> [Short task]
Exactly repeat the full listing that follows.

(Entries taken from a collection)

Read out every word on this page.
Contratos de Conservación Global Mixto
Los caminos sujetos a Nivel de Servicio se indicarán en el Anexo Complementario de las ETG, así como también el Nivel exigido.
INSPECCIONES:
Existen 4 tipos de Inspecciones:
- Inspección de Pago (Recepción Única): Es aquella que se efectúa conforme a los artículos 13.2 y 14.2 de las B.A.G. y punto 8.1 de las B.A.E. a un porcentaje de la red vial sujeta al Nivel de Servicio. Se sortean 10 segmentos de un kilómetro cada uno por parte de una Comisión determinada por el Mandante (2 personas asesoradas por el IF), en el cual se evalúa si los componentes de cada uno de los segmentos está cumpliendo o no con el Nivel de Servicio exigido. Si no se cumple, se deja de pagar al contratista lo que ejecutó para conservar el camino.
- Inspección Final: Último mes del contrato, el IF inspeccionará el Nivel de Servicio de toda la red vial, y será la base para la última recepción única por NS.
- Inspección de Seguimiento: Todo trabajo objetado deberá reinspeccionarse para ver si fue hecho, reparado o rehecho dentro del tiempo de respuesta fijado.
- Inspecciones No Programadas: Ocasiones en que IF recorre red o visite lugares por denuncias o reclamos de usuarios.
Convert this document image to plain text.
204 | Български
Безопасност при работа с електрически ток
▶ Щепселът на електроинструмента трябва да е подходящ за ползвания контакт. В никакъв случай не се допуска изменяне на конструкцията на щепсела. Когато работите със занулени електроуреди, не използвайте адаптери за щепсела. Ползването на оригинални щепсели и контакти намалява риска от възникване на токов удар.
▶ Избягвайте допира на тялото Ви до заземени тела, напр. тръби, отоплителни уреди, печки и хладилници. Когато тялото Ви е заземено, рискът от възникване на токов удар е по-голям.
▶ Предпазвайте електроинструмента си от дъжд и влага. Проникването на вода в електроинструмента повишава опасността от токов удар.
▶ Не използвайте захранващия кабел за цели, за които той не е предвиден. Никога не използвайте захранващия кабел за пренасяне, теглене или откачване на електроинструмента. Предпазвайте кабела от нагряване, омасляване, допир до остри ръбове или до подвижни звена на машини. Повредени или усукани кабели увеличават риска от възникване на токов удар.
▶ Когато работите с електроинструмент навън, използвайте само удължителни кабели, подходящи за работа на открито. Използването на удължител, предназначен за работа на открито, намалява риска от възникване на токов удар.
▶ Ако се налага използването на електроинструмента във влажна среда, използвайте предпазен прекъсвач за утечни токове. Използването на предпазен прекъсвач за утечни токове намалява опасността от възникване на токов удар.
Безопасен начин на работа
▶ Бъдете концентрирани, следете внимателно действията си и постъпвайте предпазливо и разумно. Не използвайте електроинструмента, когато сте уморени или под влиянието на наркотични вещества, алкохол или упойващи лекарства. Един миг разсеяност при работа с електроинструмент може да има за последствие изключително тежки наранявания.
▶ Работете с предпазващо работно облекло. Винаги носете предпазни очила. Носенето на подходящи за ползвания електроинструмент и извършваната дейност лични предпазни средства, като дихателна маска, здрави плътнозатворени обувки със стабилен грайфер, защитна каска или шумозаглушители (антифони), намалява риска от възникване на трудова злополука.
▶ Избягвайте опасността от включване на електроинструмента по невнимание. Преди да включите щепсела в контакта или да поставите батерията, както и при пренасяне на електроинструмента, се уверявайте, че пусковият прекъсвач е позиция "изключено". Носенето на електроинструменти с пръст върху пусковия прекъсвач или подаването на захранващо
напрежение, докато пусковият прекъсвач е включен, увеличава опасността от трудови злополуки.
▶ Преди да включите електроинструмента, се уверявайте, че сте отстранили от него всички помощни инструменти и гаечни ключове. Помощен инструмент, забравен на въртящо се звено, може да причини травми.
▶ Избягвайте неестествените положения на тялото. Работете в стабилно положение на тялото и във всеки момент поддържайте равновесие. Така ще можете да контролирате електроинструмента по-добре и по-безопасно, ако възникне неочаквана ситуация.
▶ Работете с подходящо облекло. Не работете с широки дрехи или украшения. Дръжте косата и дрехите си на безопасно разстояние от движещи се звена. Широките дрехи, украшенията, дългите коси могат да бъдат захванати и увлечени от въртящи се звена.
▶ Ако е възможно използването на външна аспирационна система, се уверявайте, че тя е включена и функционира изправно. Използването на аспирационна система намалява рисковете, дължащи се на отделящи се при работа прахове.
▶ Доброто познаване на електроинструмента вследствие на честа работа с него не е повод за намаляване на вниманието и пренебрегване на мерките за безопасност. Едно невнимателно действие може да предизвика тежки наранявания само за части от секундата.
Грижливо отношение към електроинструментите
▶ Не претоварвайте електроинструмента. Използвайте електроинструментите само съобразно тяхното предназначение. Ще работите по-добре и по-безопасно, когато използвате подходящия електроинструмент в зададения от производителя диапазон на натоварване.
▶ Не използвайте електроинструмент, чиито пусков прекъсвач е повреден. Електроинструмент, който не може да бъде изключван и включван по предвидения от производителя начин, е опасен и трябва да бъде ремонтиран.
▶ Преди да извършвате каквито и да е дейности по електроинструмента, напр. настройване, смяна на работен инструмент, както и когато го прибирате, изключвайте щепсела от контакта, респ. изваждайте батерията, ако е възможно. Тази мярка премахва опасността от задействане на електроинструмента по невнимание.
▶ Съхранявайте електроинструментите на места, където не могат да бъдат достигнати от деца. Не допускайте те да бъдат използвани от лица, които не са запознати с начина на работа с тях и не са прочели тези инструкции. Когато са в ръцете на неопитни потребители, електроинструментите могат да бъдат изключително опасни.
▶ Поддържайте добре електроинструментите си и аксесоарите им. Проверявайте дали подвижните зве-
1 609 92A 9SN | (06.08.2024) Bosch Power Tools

> [Task response]
Read out every word on this page.
Contratos de Conservación Global Mixto
Los caminos sujetos a Nivel de Servicio se indicarán en el Anexo Complementario de las ETG, así como también el Nivel exigido.
INSPECCIONES:
Existen 4 tipos de Inspecciones:
- Inspección de Pago (Recepción Única): Es aquella que se efectúa conforme a los artículos 13.2 y 14.2 de las B.A.G. y punto 8.1 de las B.A.E. a un porcentaje de la red vial sujeta al Nivel de Servicio. Se sortean 10 segmentos de un kilómetro cada uno por parte de una Comisión determinada por el Mandante (2 personas asesoradas por el IF), en el cual se evalúa si los componentes de cada uno de los segmentos está cumpliendo o no con el Nivel de Servicio exigido. Si no se cumple, se deja de pagar al contratista lo que ejecutó para conservar el camino.
- Inspección Final: Último mes del contrato, el IF inspeccionará el Nivel de Servicio de toda la red vial, y será la base para la última recepción única por NS.
- Inspección de Seguimiento: Todo trabajo objetado deberá reinspeccionarse para ver si fue hecho, reparado o rehecho dentro del tiempo de respuesta fijado.
- Inspecciones No Programadas: Ocasiones en que IF recorre red o visite lugares por denuncias o reclamos de usuarios.
Convert this document image to plain text.
204 | Български
Безопасност при работа с електрически ток
▶ Щепселът на електроинструмента трябва да е подходящ за ползвания контакт. В никакъв случай не се допуска изменяне на конструкцията на щепсела. Когато работите със занулени електроуреди, не използвайте адаптери за щепсела. Ползването на оригинални щепсели и контакти намалява риска от възникване на токов удар.
▶ Избягвайте допира на тялото Ви до заземени тела, напр. тръби, отоплителни уреди, печки и хладилници. Когато тялото Ви е заземено, рискът от възникване на токов удар е по-голям.
▶ Предпазвайте електроинструмента си от дъжд и влага. Проникването на вода в електроинструмента повишава опасността от токов удар.
▶ Не използвайте захранващия кабел за цели, за които той не е предвиден. Никога не използвайте захранващия кабел за пренасяне, теглене или откачване на електроинструмента. Предпазвайте кабела от нагряване, омасляване, допир до остри ръбове или до подвижни звена на машини. Повредени или усукани кабели увеличават риска от възникване на токов удар.
▶ Когато работите с електроинструмент навън, използвайте само удължителни кабели, подходящи за работа на открито. Използването на удължител, предназначен за работа на открито, намалява риска от възникване на токов удар.
▶ Ако се налага използването на електроинструмента във влажна среда, използвайте предпазен прекъсвач за утечни токове. Използването на предпазен прекъсвач за утечни токове намалява опасността от възникване на токов удар.
Безопасен начин на работа
▶ Бъдете концентрирани, следете внимателно действията си и постъпвайте предпазливо и разумно. Не използвайте електроинструмента, когато сте уморени или под влиянието на наркотични вещества, алкохол или упойващи лекарства. Един миг разсеяност при работа с електроинструмент може да има за последствие изключително тежки наранявания.
▶ Работете с предпазващо работно облекло. Винаги носете предпазни очила. Носенето на подходящи за ползвания електроинструмент и извършваната дейност лични предпазни средства, като дихателна маска, здрави плътнозатворени обувки със стабилен грайфер, защитна каска или шумозаглушители (антифони), намалява риска от възникване на трудова злополука.
▶ Избягвайте опасността от включване на електроинструмента по невнимание. Преди да включите щепсела в контакта или да поставите батерията, както и при пренасяне на електроинструмента, се уверявайте, че пусковият прекъсвач е позиция "изключено". Носенето на електроинструменти с пръст върху пусковия прекъсвач или подаването на захранващо
напрежение, докато пусковият прекъсвач е включен, увеличава опасността от трудови злополуки.
▶ Преди да включите електроинструмента, се уверявайте, че сте отстранили от него всички помощни инструменти и гаечни ключове. Помощен инструмент, забравен на въртящо се звено, може да причини травми.
▶ Избягвайте неестествените положения на тялото. Работете в стабилно положение на тялото и във всеки момент поддържайте равновесие. Така ще можете да контролирате електроинструмента по-добре и по-безопасно, ако възникне неочаквана ситуация.
▶ Работете с подходящо облекло. Не работете с широки дрехи или украшения. Дръжте косата и дрехите си на безопасно разстояние от движещи се звена. Широките дрехи, украшенията, дългите коси могат да бъдат захванати и увлечени от въртящи се звена.
▶ Ако е възможно използването на външна аспирационна система, се уверявайте, че тя е включена и функционира изправно. Използването на аспирационна система намалява рисковете, дължащи се на отделящи се при работа прахове.
▶ Доброто познаване на електроинструмента вследствие на честа работа с него не е повод за намаляване на вниманието и пренебрегване на мерките за безопасност. Едно невнимателно действие може да предизвика тежки наранявания само за части от секундата.
Грижливо отношение към електроинструментите
▶ Не претоварвайте електроинструмента. Използвайте електроинструментите само съобразно тяхното предназначение. Ще работите по-добре и по-безопасно, когато използвате подходящия електроинструмент в зададения от производителя диапазон на натоварване.
▶ Не използвайте електроинструмент, чиито пусков прекъсвач е повреден. Електроинструмент, който не може да бъде изключван и включван по предвидения от производителя начин, е опасен и трябва да бъде ремонтиран.
▶ Преди да извършвате каквито и да е дейности по електроинструмента, напр. настройване, смяна на работен инструмент, както и когато го прибирате, изключвайте щепсела от контакта, респ. изваждайте батерията, ако е възможно. Тази мярка премахва опасността от задействане на електроинструмента по невнимание.
▶ Съхранявайте електроинструментите на места, където не могат да бъдат достигнати от деца. Не допускайте те да бъдат използвани от лица, които не са запознати с начина на работа с тях и не са прочели тези инструкции. Когато са в ръцете на неопитни потребители, електроинструментите могат да бъдат изключително опасни.
▶ Поддържайте добре електроинструментите си и аксесоарите им. Проверявайте дали подвижните зве-
1 609 92A 9SN | (06.08.2024) Bosch Power Tools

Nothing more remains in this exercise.